### Tarea requerida 1
Devuelve, sin cambiar nada, la parte del texto sobre el origen de la Pascua que empieza en "Con la llegada" y termina en "y Semana Santa.".
### Tarea requerida 2
Según el texto sobre el origen de la Pascua, ¿qué domingo se celebra la Pascua desde el Primer Concilio de Nicea?

Antes de ponernos a emparejar huevos sonoros, vamos a descubrir de dónde viene esta curiosa tradición llena de historia y simbolismo.
La primavera es una fecha ancestral con muchas historia:
Mucho antes de que naciera Jesús (¡más de mil años antes!) ya se celebraba por toda Europa la llegada de la primavera. Las antiguas tribus paganas veían esta estación como un tiempo de renovación, fertilidad y renacer de la naturaleza tras el letargo del invierno. ¿Y sabías que también tenían su propia diosa de la primavera? Se llamaba Oestra, aunque en otras culturas se la conocía como Ishtar (en el mundo asirio y babilonio) u Ostara (en tierras europeas). Curiosamente, el nombre inglés de la Pascua, Easter, viene de ahí.
Los huevos y los conejos que hoy vemos en Pascua también tienen raíces muy antiguas: los huevos simbolizaban fertilidad, y las liebres (y conejos) eran famosos por su… capacidad reproductiva. Existen incluso antiguas leyendas que relacionan a Ishtar con una liebre mágica.
Con la llegada del cristianismo, comenzó una etapa de transformación. A partir del siglo II, los cristianos empezaron a encontrar paralelismos entre los rituales paganos y la resurrección de Cristo. Muchas de esas costumbres paganas se integraron en las celebraciones de Pascua y Semana Santa.
En el año 325, durante el Primer Concilio de Nicea, la Iglesia decidió cómo se calcularía la Pascua. Y no usaron un calendario común… usaron el cielo. Desde entonces, la Pascua se celebra el primer domingo después de la primera luna llena que sigue al equinoccio de primavera (alrededor del 21 de marzo). Por eso la Semana Santa cambia de fecha cada año. Jesús fue crucificado durante la Pascua judía (Pésaj), que también se celebra con luna llena en primavera, el día 15 del mes de Nisan, según el calendario lunar hebreo.

### Material proporcionado
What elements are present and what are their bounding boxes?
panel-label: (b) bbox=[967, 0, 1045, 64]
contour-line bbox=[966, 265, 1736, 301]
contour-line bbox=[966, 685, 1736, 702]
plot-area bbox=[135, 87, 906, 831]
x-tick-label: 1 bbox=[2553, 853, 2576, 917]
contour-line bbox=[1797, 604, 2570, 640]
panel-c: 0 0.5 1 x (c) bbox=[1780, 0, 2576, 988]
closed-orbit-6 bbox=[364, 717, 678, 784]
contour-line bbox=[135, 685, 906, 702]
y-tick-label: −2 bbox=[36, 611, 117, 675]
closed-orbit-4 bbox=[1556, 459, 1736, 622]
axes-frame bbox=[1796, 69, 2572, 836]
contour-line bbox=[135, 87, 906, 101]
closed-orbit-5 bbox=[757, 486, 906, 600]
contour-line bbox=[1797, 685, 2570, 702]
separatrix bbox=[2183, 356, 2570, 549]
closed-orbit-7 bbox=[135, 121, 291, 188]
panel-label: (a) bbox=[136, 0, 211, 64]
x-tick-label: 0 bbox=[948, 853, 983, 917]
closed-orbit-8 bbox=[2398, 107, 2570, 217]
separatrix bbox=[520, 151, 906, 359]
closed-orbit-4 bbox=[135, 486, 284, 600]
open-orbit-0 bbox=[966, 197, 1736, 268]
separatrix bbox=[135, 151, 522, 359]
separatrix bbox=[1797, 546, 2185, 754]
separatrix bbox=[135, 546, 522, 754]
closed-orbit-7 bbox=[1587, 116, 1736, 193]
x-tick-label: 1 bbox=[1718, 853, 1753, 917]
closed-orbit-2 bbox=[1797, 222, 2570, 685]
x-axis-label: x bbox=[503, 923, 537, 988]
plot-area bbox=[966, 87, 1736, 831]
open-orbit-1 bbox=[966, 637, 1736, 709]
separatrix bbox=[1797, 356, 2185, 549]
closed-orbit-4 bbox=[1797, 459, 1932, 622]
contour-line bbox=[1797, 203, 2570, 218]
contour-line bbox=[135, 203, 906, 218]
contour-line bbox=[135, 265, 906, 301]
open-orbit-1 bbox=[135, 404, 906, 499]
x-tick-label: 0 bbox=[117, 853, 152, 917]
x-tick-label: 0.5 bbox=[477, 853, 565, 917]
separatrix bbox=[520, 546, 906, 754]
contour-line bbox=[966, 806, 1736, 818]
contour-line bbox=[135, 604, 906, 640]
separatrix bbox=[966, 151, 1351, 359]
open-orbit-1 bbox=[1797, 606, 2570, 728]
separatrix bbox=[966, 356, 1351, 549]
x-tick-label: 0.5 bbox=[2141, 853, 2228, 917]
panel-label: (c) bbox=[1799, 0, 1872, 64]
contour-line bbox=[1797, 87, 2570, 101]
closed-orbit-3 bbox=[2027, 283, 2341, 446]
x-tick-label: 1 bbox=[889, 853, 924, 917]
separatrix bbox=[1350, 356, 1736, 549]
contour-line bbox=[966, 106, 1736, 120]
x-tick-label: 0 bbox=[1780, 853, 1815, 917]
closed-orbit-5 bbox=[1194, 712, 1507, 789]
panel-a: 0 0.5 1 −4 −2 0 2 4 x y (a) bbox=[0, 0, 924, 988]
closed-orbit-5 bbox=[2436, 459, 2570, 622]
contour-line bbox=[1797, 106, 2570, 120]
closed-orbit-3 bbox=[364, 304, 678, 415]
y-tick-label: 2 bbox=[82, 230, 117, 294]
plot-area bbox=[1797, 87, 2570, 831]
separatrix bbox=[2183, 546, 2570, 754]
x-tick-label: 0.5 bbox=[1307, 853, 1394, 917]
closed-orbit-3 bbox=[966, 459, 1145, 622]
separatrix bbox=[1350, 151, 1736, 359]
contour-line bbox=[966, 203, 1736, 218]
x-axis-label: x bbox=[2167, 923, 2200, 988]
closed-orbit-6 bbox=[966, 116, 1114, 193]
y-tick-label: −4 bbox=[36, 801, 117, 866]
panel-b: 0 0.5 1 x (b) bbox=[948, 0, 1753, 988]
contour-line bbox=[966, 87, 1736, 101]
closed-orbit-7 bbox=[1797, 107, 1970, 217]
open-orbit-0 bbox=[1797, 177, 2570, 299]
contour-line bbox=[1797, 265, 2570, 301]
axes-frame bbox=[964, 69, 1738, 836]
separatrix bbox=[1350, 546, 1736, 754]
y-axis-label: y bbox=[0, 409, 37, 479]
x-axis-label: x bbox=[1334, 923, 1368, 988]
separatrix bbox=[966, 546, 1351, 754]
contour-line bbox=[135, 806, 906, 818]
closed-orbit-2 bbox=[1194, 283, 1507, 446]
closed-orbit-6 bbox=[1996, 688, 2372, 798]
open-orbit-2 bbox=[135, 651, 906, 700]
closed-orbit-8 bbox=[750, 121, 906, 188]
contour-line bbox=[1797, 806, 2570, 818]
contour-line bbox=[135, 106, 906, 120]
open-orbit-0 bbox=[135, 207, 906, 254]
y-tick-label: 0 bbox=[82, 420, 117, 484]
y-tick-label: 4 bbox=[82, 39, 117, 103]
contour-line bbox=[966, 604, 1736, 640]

### Respuesta 1
Con la llegada del cristianismo, comenzó una etapa de transformación. A partir del siglo II, los cristianos empezaron a encontrar paralelismos entre los rituales paganos y la resurrección de Cristo. Muchas de esas costumbres paganas se integraron en las celebraciones de Pascua y Semana Santa.

### Respuesta 2
El primer domingo después de la primera luna llena que sigue al equinoccio de primavera.